● **Texto del documento**:
____

La segunda circunstancia que favoreció que estrechara vínculos con este pintor fueron las ganas de imitarle, entre otras cosas porque -en mi ingenuidad- creí que su estilo impresionista resultaría más sencillo de ejecutar que el figurativo: “Es imposible que pueda dibujar como este Velázquez y sus enanos y señores montando a caballo, pero quizá sí puedo copiar estas mujeres paseando por la playa. Unas manchitas por aquí, otras por allá, y listo.”

Gracias a esos intentos -evidentemente fallidos- comprendí en primera persona lo que Picasso resumió en una sencilla frase: “Aprender a pintar como los pintores del renacimiento me tomó unos años; pintar como los niños me llevó toda la vida.” Si con cuatro pinceladas un impresionista es capaz de representar una figura humana es porque antes ha conseguido dominar el dibujo, la anatomía humana y sus proporciones, los ángulos, las perspectivas, el color e infinidad de factores de los que no solemos ser conscientes y que llevan a muchos a afirmar del arte impresionista y del movimiento abstracto aquello de “bah, esto también lo hago yo”.

Sorolla, familiar y mal comprendido

La figura de Sorolla me atrae también porque no encaja en ninguno de los estereotipos que solemos asociar con los artistas: el del ser doliente y contrariado, o el vividor que exprime voluptuosamente los placeres mundanos que suele traer consigo la fama. El pintor valenciano, por el contrario, fue un hombre muy familiar, entregado a su mujer y a sus hijos y a quienes retrató constantemente. Este aspecto de la vida de Sorolla aparece especialmente reflejado en la exposición temporal, gran parte de los protagonistas son sus propios hijos. Sorolla retrató una y otra vez escenas domésticas que llegan especialmente al corazón de aquellos padres felices de serlo.

El cuadro “El columpio” rinde homenaje a las mujeres de clases humildes encargadas de cuidar niños ajenos

Quienes visiten la exposición podrán disfrutar de uno de los cuadros más emblemáticos, "Madre”, que muestra a Clotilde -su musa y esposa- reposando en la cama exhausta tras dar a luz, junto a la recién nacida Elena. Al lado de este óleo se encuentra “El primer hijo”, una acuarela exquisita de su mujer dando el pecho en la alcoba del bebé, una escena intimista y cargada de ternura. En ella se ve la cuna de madera que adquirió el matrimonio haciendo un gran esfuerzo económico, mueble que la familia conservó y que el museo exhibe en esa misma sala, una pieza de carpintería muy bella.

____

● **Tareas requeridas**:
(1) Según el texto sobre Sorolla, ¿por qué un impresionista es capaz de representar una figura humana con cuatro pinceladas? Responda en una a tres oraciones.
(2) Copie del texto sobre Sorolla todo el fragmento que va desde "La figura de" hasta "felices de serlo.", ambos incluidos.
Los datos que aparecen a continuación constituyen material independiente del texto sobre Sorolla.

____

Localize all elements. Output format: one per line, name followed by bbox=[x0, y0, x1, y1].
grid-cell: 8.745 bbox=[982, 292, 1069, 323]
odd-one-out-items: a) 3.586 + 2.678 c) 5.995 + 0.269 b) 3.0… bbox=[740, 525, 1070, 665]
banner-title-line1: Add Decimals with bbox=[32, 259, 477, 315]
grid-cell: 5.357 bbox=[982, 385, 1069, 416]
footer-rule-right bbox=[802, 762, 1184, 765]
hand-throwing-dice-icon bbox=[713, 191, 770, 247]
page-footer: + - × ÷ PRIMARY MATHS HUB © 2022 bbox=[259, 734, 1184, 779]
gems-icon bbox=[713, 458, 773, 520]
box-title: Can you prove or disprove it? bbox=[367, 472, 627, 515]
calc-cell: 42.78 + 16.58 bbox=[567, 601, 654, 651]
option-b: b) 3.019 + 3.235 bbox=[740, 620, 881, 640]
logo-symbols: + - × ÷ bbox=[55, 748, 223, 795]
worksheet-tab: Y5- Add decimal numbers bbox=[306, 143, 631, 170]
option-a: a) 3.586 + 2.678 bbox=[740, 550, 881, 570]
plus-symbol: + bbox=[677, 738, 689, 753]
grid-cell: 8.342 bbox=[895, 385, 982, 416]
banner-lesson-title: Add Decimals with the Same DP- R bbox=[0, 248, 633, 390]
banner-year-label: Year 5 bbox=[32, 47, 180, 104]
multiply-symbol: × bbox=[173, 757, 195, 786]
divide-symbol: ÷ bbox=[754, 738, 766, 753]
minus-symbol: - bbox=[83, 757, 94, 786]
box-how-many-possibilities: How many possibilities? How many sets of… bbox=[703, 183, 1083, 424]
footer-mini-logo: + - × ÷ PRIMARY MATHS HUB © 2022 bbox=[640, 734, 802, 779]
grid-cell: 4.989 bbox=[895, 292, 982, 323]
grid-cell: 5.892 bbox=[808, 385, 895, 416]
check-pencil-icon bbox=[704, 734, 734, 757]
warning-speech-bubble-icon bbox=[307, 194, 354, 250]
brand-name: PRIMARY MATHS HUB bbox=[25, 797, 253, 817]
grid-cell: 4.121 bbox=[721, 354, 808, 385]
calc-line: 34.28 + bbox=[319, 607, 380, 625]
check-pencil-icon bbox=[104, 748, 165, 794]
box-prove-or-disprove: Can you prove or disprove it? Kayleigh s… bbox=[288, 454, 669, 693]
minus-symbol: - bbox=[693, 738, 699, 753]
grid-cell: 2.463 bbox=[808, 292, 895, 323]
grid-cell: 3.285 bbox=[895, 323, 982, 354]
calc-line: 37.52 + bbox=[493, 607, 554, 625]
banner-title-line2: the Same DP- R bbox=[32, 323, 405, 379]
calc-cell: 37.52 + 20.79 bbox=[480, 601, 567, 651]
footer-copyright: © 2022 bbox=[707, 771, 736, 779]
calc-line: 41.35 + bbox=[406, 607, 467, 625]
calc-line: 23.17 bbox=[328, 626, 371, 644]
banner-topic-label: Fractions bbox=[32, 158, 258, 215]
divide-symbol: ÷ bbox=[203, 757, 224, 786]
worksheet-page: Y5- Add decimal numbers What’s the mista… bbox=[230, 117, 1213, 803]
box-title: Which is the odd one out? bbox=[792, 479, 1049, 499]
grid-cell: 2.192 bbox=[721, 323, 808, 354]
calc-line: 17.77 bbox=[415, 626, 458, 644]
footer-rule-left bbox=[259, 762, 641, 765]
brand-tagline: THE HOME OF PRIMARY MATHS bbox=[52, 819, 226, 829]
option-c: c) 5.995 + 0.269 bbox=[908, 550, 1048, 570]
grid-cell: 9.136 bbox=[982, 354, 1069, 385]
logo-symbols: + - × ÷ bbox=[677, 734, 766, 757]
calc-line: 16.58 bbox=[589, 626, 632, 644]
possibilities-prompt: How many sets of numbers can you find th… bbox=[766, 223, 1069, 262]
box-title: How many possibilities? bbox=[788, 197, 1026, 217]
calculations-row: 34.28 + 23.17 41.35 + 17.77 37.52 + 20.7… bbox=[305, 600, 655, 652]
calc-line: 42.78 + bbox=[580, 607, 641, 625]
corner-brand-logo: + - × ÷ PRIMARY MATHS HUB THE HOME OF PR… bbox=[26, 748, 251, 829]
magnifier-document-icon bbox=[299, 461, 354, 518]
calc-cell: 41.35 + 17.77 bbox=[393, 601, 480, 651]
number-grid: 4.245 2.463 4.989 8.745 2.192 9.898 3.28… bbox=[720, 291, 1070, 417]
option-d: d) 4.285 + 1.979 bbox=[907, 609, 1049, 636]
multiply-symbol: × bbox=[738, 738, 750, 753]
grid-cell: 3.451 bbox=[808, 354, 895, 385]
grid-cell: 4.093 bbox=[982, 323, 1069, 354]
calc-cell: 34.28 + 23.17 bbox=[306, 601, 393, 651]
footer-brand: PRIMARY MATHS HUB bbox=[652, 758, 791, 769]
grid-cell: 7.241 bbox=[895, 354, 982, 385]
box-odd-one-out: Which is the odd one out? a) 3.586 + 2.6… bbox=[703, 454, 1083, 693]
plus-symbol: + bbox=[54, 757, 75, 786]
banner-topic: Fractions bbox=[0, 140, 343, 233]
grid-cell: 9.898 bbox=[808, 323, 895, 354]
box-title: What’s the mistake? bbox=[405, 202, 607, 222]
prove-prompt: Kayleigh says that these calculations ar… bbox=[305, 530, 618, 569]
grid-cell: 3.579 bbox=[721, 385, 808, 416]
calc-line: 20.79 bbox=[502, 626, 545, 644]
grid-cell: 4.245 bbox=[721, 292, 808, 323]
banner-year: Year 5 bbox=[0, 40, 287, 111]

____

● **Resultados del ejercicio**:
(1) Porque antes ha conseguido dominar el dibujo, la anatomía humana y sus proporciones, los ángulos, las perspectivas y el color. También domina infinidad de otros factores de los que no solemos ser conscientes.

(2)
La figura de Sorolla me atrae también porque no encaja en ninguno de los estereotipos que solemos asociar con los artistas: el del ser doliente y contrariado, o el vividor que exprime voluptuosamente los placeres mundanos que suele traer consigo la fama. El pintor valenciano, por el contrario, fue un hombre muy familiar, entregado a su mujer y a sus hijos y a quienes retrató constantemente. Este aspecto de la vida de Sorolla aparece especialmente reflejado en la exposición temporal, gran parte de los protagonistas son sus propios hijos. Sorolla retrató una y otra vez escenas domésticas que llegan especialmente al corazón de aquellos padres felices de serlo.